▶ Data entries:
═══

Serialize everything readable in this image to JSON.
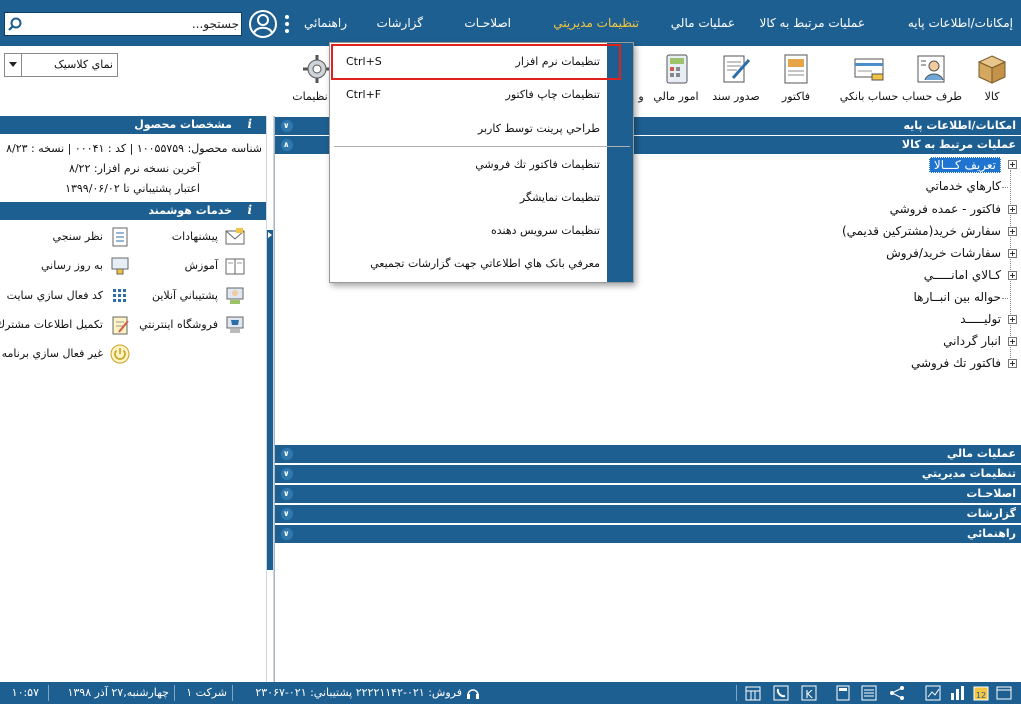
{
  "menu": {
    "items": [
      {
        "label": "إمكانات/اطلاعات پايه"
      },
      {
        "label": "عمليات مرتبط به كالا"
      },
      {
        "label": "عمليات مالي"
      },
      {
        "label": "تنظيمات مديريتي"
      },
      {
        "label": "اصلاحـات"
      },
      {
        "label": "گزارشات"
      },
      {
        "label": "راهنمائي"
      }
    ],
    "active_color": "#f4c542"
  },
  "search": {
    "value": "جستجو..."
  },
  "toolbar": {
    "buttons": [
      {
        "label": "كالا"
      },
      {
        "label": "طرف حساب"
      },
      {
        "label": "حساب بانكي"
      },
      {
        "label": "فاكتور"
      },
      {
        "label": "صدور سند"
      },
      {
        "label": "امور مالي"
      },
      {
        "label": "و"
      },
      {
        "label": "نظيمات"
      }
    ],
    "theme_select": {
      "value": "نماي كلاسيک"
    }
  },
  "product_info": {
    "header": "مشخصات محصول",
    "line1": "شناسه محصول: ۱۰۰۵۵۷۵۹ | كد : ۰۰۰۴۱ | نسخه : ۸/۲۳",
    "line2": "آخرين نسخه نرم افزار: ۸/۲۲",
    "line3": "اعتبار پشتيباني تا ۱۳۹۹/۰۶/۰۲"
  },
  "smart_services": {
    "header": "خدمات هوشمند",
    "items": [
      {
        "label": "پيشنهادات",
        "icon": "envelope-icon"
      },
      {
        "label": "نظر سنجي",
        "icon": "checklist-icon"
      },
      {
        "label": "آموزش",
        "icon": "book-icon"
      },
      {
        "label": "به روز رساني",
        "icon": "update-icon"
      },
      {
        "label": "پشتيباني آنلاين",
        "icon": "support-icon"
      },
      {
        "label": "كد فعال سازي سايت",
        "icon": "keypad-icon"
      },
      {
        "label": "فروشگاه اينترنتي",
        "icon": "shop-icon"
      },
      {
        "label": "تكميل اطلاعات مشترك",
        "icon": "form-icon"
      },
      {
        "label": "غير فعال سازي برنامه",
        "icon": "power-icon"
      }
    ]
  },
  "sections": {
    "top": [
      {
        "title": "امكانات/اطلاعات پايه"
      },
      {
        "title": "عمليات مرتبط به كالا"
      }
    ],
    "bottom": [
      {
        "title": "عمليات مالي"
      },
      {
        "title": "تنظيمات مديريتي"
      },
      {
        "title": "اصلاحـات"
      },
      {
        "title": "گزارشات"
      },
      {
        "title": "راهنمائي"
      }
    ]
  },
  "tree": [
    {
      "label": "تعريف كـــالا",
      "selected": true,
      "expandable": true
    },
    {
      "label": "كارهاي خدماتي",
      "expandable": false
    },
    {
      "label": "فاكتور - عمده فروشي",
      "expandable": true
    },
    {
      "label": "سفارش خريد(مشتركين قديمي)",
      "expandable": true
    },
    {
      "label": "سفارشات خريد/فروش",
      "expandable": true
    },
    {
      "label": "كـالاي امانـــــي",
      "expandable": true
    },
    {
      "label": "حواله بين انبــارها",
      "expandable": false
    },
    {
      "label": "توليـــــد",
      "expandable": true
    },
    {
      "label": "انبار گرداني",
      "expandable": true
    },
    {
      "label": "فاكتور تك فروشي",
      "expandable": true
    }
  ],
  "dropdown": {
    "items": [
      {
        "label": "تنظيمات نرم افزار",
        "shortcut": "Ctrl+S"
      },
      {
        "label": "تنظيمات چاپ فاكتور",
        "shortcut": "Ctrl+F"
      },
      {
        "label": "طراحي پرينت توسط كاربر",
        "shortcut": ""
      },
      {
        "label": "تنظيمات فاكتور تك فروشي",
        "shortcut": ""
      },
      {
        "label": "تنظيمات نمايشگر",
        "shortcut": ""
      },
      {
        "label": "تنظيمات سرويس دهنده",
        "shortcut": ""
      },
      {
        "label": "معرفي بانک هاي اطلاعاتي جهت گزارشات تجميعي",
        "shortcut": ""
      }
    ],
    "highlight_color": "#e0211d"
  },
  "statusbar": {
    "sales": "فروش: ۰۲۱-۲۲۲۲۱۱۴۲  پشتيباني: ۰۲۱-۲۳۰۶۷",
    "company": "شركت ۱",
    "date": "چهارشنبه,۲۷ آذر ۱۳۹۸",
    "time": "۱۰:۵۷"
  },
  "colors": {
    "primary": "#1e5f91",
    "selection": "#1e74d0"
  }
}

═══

▶ What you will do:
Omit the pictures, and quote the material above exactly as given.

▶ Complete response:
Serialize everything readable in this image to JSON.
{
  "menu": {
    "items": [
      {
        "label": "إمكانات/اطلاعات پايه"
      },
      {
        "label": "عمليات مرتبط به كالا"
      },
      {
        "label": "عمليات مالي"
      },
      {
        "label": "تنظيمات مديريتي"
      },
      {
        "label": "اصلاحـات"
      },
      {
        "label": "گزارشات"
      },
      {
        "label": "راهنمائي"
      }
    ],
    "active_color": "#f4c542"
  },
  "search": {
    "value": "جستجو..."
  },
  "toolbar": {
    "buttons": [
      {
        "label": "كالا"
      },
      {
        "label": "طرف حساب"
      },
      {
        "label": "حساب بانكي"
      },
      {
        "label": "فاكتور"
      },
      {
        "label": "صدور سند"
      },
      {
        "label": "امور مالي"
      },
      {
        "label": "و"
      },
      {
        "label": "نظيمات"
      }
    ],
    "theme_select": {
      "value": "نماي كلاسيک"
    }
  },
  "product_info": {
    "header": "مشخصات محصول",
    "line1": "شناسه محصول: ۱۰۰۵۵۷۵۹ | كد : ۰۰۰۴۱ | نسخه : ۸/۲۳",
    "line2": "آخرين نسخه نرم افزار: ۸/۲۲",
    "line3": "اعتبار پشتيباني تا ۱۳۹۹/۰۶/۰۲"
  },
  "smart_services": {
    "header": "خدمات هوشمند",
    "items": [
      {
        "label": "پيشنهادات",
        "icon": "envelope-icon"
      },
      {
        "label": "نظر سنجي",
        "icon": "checklist-icon"
      },
      {
        "label": "آموزش",
        "icon": "book-icon"
      },
      {
        "label": "به روز رساني",
        "icon": "update-icon"
      },
      {
        "label": "پشتيباني آنلاين",
        "icon": "support-icon"
      },
      {
        "label": "كد فعال سازي سايت",
        "icon": "keypad-icon"
      },
      {
        "label": "فروشگاه اينترنتي",
        "icon": "shop-icon"
      },
      {
        "label": "تكميل اطلاعات مشترك",
        "icon": "form-icon"
      },
      {
        "label": "غير فعال سازي برنامه",
        "icon": "power-icon"
      }
    ]
  },
  "sections": {
    "top": [
      {
        "title": "امكانات/اطلاعات پايه"
      },
      {
        "title": "عمليات مرتبط به كالا"
      }
    ],
    "bottom": [
      {
        "title": "عمليات مالي"
      },
      {
        "title": "تنظيمات مديريتي"
      },
      {
        "title": "اصلاحـات"
      },
      {
        "title": "گزارشات"
      },
      {
        "title": "راهنمائي"
      }
    ]
  },
  "tree": [
    {
      "label": "تعريف كـــالا",
      "selected": true,
      "expandable": true
    },
    {
      "label": "كارهاي خدماتي",
      "expandable": false
    },
    {
      "label": "فاكتور - عمده فروشي",
      "expandable": true
    },
    {
      "label": "سفارش خريد(مشتركين قديمي)",
      "expandable": true
    },
    {
      "label": "سفارشات خريد/فروش",
      "expandable": true
    },
    {
      "label": "كـالاي امانـــــي",
      "expandable": true
    },
    {
      "label": "حواله بين انبــارها",
      "expandable": false
    },
    {
      "label": "توليـــــد",
      "expandable": true
    },
    {
      "label": "انبار گرداني",
      "expandable": true
    },
    {
      "label": "فاكتور تك فروشي",
      "expandable": true
    }
  ],
  "dropdown": {
    "items": [
      {
        "label": "تنظيمات نرم افزار",
        "shortcut": "Ctrl+S"
      },
      {
        "label": "تنظيمات چاپ فاكتور",
        "shortcut": "Ctrl+F"
      },
      {
        "label": "طراحي پرينت توسط كاربر",
        "shortcut": ""
      },
      {
        "label": "تنظيمات فاكتور تك فروشي",
        "shortcut": ""
      },
      {
        "label": "تنظيمات نمايشگر",
        "shortcut": ""
      },
      {
        "label": "تنظيمات سرويس دهنده",
        "shortcut": ""
      },
      {
        "label": "معرفي بانک هاي اطلاعاتي جهت گزارشات تجميعي",
        "shortcut": ""
      }
    ],
    "highlight_color": "#e0211d"
  },
  "statusbar": {
    "sales": "فروش: ۰۲۱-۲۲۲۲۱۱۴۲  پشتيباني: ۰۲۱-۲۳۰۶۷",
    "company": "شركت ۱",
    "date": "چهارشنبه,۲۷ آذر ۱۳۹۸",
    "time": "۱۰:۵۷"
  },
  "colors": {
    "primary": "#1e5f91",
    "selection": "#1e74d0"
  }
}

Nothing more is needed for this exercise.